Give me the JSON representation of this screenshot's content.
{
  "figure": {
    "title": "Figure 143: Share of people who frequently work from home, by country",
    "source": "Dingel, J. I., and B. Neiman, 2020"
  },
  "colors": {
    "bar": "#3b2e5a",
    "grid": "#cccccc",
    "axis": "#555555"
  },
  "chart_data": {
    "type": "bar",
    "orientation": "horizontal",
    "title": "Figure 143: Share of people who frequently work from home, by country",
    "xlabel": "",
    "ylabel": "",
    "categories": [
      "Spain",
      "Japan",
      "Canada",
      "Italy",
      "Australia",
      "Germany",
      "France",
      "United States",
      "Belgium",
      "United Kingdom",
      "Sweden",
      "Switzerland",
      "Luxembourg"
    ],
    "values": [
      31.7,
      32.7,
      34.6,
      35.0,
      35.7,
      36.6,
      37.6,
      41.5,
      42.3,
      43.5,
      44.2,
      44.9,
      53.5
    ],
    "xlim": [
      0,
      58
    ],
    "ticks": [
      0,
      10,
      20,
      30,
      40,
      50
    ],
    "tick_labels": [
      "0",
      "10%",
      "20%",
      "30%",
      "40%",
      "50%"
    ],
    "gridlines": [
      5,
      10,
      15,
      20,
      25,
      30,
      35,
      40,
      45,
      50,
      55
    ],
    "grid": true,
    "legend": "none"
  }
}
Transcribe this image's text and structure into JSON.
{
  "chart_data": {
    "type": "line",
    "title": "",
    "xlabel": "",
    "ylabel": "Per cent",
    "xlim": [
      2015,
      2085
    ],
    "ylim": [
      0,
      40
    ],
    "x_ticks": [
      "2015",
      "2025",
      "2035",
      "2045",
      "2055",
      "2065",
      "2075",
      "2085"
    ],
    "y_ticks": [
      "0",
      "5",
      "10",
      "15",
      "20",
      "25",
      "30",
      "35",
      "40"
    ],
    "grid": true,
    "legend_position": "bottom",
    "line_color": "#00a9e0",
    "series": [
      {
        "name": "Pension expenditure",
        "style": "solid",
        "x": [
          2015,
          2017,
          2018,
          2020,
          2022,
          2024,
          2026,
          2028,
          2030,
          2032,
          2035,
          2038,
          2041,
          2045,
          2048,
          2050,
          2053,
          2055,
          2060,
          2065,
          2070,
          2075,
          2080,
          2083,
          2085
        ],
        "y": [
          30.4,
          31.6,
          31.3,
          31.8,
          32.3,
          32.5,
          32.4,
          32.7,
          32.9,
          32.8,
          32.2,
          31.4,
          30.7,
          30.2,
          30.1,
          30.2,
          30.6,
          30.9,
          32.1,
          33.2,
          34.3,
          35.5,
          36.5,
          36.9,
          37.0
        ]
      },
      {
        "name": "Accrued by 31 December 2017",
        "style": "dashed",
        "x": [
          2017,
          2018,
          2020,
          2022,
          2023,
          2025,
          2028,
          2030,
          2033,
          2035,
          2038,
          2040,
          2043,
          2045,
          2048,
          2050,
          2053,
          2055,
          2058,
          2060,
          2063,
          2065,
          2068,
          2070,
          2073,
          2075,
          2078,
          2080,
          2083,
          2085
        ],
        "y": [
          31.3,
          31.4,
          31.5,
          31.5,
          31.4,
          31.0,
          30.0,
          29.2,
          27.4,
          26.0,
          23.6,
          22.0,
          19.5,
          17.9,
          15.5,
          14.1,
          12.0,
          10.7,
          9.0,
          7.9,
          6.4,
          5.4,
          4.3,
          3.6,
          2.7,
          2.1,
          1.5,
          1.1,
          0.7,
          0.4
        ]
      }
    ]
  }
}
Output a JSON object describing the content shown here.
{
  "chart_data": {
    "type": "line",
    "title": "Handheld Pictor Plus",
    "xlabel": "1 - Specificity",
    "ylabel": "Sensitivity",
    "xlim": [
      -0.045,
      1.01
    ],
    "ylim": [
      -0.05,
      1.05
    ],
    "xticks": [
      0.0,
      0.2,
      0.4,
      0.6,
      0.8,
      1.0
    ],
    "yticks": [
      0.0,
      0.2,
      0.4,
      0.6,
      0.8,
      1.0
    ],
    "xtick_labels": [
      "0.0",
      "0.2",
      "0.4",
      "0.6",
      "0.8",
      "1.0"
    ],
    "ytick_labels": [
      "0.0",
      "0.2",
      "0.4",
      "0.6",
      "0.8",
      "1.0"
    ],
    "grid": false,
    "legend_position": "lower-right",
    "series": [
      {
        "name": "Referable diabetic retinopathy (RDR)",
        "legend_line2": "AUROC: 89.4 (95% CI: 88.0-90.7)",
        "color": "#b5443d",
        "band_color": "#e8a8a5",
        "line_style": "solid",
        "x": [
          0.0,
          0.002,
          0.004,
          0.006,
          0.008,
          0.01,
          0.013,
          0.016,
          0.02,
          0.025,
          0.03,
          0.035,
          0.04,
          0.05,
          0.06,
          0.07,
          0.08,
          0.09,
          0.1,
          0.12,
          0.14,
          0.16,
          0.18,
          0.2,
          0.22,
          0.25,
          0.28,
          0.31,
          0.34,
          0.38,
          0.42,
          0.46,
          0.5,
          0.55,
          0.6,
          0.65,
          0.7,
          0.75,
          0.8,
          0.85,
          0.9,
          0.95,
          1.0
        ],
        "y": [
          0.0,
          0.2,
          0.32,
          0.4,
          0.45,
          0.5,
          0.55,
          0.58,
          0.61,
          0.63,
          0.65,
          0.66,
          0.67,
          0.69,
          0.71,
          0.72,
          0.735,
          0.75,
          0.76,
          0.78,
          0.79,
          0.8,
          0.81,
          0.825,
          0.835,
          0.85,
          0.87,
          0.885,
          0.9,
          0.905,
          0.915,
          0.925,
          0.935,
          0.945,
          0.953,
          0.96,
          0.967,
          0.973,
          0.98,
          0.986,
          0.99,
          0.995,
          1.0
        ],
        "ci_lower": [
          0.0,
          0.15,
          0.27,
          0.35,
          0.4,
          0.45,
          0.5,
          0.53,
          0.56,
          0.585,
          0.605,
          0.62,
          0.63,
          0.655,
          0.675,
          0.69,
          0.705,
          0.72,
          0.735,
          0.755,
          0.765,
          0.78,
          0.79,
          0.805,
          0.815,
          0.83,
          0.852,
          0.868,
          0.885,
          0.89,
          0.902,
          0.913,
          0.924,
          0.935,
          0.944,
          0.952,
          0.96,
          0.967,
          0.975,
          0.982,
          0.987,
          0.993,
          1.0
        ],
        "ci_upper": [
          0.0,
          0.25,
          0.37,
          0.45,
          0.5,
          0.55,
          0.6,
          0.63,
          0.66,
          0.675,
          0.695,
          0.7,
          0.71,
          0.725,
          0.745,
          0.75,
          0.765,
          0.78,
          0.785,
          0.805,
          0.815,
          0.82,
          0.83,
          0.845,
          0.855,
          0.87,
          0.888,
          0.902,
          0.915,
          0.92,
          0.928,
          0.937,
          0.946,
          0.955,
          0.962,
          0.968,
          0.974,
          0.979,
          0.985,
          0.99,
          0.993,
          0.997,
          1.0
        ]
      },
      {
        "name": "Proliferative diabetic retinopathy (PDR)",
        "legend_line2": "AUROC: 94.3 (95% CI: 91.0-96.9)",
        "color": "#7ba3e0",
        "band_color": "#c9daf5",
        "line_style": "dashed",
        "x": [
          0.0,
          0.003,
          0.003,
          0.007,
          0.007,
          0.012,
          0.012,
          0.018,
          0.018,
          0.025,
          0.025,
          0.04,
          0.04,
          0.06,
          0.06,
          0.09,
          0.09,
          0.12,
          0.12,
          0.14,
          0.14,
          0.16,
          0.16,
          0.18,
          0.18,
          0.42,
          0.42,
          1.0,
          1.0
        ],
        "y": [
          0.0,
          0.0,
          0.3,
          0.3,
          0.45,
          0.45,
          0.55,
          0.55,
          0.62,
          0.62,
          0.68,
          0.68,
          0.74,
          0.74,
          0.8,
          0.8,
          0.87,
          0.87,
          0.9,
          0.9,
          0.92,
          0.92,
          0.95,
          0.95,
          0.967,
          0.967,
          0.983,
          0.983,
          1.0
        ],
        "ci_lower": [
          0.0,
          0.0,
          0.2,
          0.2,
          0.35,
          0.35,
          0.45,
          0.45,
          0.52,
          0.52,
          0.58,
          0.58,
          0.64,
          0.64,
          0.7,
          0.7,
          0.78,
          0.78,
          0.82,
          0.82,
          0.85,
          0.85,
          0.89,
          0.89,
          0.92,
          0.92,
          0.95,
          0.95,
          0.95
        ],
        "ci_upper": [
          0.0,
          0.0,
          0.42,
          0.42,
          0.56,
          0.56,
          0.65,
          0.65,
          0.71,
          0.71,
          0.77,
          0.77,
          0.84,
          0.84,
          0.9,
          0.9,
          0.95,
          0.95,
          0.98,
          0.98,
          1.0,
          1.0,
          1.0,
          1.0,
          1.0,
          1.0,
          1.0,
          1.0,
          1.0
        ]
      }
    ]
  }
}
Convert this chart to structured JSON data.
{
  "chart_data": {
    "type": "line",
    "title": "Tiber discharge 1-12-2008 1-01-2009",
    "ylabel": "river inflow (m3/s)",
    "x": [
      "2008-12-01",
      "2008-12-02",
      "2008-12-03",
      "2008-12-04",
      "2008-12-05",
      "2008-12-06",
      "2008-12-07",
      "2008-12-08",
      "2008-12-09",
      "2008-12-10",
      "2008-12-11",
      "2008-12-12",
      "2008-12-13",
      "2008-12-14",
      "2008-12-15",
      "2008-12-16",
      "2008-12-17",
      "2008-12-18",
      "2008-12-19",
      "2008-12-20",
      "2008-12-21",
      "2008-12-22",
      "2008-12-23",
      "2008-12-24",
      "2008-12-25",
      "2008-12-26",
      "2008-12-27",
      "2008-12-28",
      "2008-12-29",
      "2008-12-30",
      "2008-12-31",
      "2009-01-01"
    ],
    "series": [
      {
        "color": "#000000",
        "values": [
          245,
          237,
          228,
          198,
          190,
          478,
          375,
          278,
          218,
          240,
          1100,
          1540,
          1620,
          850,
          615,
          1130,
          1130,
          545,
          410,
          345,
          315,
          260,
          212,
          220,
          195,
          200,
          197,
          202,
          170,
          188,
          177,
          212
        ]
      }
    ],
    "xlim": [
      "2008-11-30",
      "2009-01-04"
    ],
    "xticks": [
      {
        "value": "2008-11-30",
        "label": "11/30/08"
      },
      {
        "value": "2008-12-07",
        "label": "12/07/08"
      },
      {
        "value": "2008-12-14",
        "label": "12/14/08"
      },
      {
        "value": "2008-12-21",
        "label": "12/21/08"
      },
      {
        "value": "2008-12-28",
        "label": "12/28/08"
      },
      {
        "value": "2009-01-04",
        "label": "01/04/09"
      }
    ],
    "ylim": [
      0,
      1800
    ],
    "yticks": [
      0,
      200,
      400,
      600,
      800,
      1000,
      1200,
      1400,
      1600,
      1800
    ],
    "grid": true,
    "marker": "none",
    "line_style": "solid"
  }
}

┄┄┄┄┄┄

• **What the task asks**
Extract, unchanged, the closing run of lines that opens with the line containing "Convert this chart to structured JSON data." and ends with the last line.

• **Completed task**
Convert this chart to structured JSON data.
{
  "chart_data": {
    "type": "line",
    "title": "Tiber discharge 1-12-2008 1-01-2009",
    "ylabel": "river inflow (m3/s)",
    "x": [
      "2008-12-01",
      "2008-12-02",
      "2008-12-03",
      "2008-12-04",
      "2008-12-05",
      "2008-12-06",
      "2008-12-07",
      "2008-12-08",
      "2008-12-09",
      "2008-12-10",
      "2008-12-11",
      "2008-12-12",
      "2008-12-13",
      "2008-12-14",
      "2008-12-15",
      "2008-12-16",
      "2008-12-17",
      "2008-12-18",
      "2008-12-19",
      "2008-12-20",
      "2008-12-21",
      "2008-12-22",
      "2008-12-23",
      "2008-12-24",
      "2008-12-25",
      "2008-12-26",
      "2008-12-27",
      "2008-12-28",
      "2008-12-29",
      "2008-12-30",
      "2008-12-31",
      "2009-01-01"
    ],
    "series": [
      {
        "color": "#000000",
        "values": [
          245,
          237,
          228,
          198,
          190,
          478,
          375,
          278,
          218,
          240,
          1100,
          1540,
          1620,
          850,
          615,
          1130,
          1130,
          545,
          410,
          345,
          315,
          260,
          212,
          220,
          195,
          200,
          197,
          202,
          170,
          188,
          177,
          212
        ]
      }
    ],
    "xlim": [
      "2008-11-30",
      "2009-01-04"
    ],
    "xticks": [
      {
        "value": "2008-11-30",
        "label": "11/30/08"
      },
      {
        "value": "2008-12-07",
        "label": "12/07/08"
      },
      {
        "value": "2008-12-14",
        "label": "12/14/08"
      },
      {
        "value": "2008-12-21",
        "label": "12/21/08"
      },
      {
        "value": "2008-12-28",
        "label": "12/28/08"
      },
      {
        "value": "2009-01-04",
        "label": "01/04/09"
      }
    ],
    "ylim": [
      0,
      1800
    ],
    "yticks": [
      0,
      200,
      400,
      600,
      800,
      1000,
      1200,
      1400,
      1600,
      1800
    ],
    "grid": true,
    "marker": "none",
    "line_style": "solid"
  }
}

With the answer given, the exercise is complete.